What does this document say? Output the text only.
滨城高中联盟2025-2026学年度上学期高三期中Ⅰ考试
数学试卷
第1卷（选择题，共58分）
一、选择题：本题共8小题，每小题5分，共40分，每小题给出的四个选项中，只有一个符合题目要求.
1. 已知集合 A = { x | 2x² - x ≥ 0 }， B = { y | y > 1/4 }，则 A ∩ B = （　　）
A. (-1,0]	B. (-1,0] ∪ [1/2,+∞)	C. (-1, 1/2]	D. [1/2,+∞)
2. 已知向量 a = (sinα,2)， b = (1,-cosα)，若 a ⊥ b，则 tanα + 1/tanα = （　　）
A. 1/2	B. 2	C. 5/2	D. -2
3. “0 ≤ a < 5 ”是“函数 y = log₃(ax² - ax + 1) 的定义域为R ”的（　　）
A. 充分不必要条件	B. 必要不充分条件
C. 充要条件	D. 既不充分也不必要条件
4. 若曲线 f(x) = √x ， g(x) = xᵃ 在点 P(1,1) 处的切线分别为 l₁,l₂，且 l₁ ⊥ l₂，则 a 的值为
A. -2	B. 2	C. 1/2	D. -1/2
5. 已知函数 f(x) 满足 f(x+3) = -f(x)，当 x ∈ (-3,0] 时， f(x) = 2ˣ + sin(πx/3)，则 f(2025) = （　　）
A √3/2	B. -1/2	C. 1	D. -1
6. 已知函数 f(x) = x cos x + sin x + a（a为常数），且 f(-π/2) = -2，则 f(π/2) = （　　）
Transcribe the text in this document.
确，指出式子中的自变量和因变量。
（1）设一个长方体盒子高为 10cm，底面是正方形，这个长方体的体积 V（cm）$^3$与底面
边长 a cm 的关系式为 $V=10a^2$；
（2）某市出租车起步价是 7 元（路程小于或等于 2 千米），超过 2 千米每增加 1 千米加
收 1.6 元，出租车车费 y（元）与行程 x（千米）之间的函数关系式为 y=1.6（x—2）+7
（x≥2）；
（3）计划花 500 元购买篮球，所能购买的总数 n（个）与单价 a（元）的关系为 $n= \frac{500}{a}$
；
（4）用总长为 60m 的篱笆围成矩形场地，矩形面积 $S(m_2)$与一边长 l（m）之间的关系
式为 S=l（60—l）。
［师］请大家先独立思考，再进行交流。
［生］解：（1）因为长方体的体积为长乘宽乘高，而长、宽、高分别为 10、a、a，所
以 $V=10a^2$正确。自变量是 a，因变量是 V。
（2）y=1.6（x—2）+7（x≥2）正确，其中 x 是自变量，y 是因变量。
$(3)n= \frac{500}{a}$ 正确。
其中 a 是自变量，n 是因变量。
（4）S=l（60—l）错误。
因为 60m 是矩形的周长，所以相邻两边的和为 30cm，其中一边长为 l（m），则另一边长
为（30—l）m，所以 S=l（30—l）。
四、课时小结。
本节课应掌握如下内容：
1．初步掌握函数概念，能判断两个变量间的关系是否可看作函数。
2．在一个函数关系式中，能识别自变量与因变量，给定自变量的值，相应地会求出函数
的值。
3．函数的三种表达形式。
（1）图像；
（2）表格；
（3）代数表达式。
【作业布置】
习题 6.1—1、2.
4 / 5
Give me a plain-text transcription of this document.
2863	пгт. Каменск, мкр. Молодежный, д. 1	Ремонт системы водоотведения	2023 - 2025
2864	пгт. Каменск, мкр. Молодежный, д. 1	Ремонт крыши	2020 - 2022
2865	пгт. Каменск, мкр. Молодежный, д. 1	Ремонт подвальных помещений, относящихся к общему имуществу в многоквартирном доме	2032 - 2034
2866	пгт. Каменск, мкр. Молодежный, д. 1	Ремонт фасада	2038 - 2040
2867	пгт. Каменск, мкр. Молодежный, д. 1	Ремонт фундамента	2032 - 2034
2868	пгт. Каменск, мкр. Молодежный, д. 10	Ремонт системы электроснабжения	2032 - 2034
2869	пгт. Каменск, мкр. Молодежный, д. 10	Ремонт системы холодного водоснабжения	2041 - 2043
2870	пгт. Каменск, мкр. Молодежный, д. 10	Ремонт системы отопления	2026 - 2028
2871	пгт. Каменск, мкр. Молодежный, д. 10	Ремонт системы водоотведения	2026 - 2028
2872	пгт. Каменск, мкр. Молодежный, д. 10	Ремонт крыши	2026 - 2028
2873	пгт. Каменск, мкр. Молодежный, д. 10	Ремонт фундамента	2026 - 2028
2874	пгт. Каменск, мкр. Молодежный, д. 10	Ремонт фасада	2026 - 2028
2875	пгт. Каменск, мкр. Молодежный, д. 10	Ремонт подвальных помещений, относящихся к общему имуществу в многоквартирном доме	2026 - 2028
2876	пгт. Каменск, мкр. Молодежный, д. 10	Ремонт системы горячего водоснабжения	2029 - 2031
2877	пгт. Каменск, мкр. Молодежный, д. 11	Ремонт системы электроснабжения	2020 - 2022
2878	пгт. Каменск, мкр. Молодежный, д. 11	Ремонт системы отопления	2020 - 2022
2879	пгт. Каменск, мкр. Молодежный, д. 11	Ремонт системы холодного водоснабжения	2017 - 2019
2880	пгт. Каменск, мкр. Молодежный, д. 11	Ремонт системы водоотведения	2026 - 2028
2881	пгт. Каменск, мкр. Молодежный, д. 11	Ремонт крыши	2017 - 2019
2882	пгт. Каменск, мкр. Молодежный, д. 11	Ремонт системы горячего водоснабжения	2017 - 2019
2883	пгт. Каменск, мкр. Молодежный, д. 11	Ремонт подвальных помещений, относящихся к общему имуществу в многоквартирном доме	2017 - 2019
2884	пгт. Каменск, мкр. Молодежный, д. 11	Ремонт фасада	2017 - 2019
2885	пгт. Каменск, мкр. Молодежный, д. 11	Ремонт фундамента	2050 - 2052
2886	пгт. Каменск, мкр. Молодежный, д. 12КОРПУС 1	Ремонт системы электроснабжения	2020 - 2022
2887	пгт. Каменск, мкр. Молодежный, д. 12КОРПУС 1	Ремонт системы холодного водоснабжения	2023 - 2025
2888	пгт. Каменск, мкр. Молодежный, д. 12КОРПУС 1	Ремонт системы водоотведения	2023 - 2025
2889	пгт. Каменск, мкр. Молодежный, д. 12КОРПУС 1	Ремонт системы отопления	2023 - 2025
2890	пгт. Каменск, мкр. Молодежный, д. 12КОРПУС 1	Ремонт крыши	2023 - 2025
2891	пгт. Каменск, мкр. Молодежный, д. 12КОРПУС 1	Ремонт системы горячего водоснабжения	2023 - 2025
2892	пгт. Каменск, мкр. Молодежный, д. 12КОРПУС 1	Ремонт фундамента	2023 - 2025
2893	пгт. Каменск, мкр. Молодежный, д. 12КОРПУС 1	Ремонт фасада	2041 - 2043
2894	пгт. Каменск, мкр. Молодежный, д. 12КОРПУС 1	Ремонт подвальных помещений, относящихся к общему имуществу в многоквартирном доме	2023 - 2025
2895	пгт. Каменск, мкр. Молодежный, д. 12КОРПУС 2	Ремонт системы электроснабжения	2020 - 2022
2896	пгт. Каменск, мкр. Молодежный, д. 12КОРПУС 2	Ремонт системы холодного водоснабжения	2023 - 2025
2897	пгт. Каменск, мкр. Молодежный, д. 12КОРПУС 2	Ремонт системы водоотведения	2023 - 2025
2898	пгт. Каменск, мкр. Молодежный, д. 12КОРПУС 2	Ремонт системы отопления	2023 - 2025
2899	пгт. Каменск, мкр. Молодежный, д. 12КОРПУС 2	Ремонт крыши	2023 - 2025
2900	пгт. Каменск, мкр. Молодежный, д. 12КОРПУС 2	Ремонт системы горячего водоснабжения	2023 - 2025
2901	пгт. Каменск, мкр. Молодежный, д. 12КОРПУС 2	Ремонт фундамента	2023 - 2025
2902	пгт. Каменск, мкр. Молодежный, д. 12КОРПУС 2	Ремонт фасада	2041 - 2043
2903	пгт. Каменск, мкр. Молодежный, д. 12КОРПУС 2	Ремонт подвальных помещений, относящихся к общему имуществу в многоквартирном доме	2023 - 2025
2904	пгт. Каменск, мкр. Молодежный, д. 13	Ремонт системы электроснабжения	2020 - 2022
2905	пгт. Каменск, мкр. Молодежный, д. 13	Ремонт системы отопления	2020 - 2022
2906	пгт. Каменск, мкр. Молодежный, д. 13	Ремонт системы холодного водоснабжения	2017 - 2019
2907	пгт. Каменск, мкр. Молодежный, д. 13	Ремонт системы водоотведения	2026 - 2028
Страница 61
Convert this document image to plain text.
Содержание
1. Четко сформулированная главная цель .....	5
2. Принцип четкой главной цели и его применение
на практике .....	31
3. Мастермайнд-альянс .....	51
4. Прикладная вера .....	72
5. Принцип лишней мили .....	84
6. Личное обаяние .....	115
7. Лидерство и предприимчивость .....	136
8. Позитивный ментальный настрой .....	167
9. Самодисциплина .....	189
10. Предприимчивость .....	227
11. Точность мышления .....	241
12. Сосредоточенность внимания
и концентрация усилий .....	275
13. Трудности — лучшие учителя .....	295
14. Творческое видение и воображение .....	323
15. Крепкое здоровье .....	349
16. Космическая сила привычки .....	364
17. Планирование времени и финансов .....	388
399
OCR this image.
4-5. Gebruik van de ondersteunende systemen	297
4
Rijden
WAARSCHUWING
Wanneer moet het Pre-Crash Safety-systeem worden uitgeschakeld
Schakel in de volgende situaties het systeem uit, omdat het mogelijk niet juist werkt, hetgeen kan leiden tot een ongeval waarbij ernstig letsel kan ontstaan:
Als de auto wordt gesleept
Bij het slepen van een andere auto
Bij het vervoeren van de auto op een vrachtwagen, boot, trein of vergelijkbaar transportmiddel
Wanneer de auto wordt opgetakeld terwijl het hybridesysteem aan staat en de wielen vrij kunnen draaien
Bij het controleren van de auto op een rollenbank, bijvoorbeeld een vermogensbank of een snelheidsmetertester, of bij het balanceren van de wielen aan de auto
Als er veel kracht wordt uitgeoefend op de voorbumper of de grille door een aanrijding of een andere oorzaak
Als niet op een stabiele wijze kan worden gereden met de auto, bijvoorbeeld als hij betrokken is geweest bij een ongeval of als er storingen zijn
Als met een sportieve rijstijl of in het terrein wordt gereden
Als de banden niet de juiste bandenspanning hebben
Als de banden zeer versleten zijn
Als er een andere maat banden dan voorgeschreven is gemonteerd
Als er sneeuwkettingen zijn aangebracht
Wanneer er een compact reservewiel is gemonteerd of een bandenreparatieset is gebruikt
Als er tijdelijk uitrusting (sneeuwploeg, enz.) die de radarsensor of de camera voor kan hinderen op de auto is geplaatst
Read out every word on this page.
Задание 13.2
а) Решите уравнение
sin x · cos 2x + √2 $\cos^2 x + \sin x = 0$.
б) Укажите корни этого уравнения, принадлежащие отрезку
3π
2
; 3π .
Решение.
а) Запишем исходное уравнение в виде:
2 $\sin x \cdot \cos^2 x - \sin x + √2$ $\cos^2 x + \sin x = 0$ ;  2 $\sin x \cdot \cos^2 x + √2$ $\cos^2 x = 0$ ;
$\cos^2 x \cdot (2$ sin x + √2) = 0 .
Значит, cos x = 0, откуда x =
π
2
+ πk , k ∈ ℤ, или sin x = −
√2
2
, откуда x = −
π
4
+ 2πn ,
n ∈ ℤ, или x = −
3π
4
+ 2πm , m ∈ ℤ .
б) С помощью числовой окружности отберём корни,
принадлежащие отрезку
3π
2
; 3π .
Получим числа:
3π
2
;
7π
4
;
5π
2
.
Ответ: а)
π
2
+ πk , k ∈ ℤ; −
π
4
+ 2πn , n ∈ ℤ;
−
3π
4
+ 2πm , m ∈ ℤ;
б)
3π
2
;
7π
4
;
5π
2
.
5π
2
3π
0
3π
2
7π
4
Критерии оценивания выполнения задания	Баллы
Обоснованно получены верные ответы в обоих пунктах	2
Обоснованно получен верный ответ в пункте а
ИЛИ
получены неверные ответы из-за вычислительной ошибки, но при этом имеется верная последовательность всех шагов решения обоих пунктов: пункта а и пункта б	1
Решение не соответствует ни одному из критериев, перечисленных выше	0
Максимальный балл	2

━━━

» Problem:
Extract each line from the entries above that contains the string "ответы".

» Complete response:
Обоснованно получены верные ответы в обоих пунктах	2
получены неверные ответы из-за вычислительной ошибки, но при этом имеется верная последовательность всех шагов решения обоих пунктов: пункта а и пункта б	1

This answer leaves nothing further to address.